Given exercise = Check every line for the word "Desert" and state how many lines have it. Reply with the number alone.

• • • • • • •

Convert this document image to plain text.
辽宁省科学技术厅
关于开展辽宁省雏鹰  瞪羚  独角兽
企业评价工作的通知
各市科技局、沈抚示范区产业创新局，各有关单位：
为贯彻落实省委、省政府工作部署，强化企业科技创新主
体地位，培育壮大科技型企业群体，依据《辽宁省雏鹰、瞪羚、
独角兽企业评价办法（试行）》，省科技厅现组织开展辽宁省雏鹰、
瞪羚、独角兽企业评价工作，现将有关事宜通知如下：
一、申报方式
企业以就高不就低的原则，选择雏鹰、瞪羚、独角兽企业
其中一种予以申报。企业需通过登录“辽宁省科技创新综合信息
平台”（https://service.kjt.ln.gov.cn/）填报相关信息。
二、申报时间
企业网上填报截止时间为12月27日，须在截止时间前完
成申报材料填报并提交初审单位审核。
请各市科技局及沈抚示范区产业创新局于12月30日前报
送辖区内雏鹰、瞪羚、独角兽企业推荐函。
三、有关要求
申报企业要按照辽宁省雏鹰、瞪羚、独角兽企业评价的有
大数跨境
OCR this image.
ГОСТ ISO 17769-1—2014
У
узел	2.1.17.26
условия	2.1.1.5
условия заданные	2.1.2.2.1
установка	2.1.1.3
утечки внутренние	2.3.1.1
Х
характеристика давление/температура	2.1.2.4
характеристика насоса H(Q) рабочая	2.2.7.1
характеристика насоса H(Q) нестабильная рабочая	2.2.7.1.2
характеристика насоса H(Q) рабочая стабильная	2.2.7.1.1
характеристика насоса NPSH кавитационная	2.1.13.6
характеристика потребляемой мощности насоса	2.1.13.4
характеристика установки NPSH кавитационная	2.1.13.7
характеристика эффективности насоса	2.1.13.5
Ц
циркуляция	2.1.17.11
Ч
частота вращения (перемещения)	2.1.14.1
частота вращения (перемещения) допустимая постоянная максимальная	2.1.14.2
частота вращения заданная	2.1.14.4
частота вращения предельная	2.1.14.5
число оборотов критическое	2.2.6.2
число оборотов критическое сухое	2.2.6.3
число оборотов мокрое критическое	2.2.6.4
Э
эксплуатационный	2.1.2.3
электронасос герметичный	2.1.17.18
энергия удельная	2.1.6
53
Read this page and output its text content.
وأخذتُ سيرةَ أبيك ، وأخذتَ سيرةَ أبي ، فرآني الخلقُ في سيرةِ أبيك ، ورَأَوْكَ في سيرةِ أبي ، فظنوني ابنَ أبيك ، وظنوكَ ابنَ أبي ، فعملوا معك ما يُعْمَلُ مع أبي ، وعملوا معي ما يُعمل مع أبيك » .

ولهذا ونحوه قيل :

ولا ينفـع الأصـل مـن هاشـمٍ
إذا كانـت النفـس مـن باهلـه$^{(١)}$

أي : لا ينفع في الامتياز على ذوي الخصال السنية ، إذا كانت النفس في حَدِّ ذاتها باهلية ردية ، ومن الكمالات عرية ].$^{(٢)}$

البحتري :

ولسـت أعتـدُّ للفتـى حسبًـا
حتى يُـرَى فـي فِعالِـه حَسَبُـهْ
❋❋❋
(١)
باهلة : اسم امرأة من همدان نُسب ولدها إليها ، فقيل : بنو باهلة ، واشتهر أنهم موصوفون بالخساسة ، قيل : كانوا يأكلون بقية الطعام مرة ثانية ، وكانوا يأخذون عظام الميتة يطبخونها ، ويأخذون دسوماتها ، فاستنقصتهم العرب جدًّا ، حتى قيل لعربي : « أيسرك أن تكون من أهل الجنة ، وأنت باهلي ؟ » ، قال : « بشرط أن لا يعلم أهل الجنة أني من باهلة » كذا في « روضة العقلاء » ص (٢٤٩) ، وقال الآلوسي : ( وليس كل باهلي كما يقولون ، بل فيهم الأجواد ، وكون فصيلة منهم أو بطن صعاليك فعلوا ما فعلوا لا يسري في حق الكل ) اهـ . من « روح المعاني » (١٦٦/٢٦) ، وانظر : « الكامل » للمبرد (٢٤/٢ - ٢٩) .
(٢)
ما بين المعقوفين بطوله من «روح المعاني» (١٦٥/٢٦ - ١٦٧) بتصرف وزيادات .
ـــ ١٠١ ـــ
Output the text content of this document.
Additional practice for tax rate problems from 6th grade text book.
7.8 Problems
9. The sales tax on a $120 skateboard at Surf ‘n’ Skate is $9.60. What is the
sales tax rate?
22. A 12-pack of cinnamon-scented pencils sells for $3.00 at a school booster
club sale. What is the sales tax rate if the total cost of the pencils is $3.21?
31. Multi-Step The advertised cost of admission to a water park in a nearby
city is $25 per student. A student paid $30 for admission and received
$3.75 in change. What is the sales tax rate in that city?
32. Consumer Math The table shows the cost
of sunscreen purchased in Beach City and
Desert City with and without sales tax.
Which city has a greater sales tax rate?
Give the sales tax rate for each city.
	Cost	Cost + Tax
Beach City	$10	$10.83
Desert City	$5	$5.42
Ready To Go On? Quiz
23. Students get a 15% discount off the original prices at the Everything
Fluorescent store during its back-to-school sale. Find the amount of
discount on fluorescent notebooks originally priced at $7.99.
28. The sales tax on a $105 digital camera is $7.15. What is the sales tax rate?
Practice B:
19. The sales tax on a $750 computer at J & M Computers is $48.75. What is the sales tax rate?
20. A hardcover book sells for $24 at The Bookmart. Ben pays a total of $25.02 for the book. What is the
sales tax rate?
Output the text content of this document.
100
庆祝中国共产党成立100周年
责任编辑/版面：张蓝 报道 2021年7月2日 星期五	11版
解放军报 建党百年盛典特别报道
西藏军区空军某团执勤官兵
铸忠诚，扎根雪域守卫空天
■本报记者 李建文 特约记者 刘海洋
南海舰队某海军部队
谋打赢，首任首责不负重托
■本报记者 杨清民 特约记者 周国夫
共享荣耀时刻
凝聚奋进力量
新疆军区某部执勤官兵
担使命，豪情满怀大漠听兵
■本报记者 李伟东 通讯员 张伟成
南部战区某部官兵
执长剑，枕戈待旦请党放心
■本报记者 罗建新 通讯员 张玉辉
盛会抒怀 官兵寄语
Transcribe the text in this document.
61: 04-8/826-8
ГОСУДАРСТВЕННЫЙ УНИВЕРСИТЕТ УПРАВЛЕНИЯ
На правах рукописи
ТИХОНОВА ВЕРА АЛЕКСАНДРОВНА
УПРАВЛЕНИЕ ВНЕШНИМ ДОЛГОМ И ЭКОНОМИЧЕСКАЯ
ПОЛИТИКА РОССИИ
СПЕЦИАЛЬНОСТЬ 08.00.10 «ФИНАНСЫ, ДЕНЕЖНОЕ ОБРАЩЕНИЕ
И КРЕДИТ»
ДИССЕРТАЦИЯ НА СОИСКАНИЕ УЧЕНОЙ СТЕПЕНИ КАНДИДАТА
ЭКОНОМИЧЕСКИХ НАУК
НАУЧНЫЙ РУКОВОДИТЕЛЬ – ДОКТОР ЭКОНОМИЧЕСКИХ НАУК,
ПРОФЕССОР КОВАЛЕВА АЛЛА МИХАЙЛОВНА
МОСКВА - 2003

• • • • • • •

Finished task = 2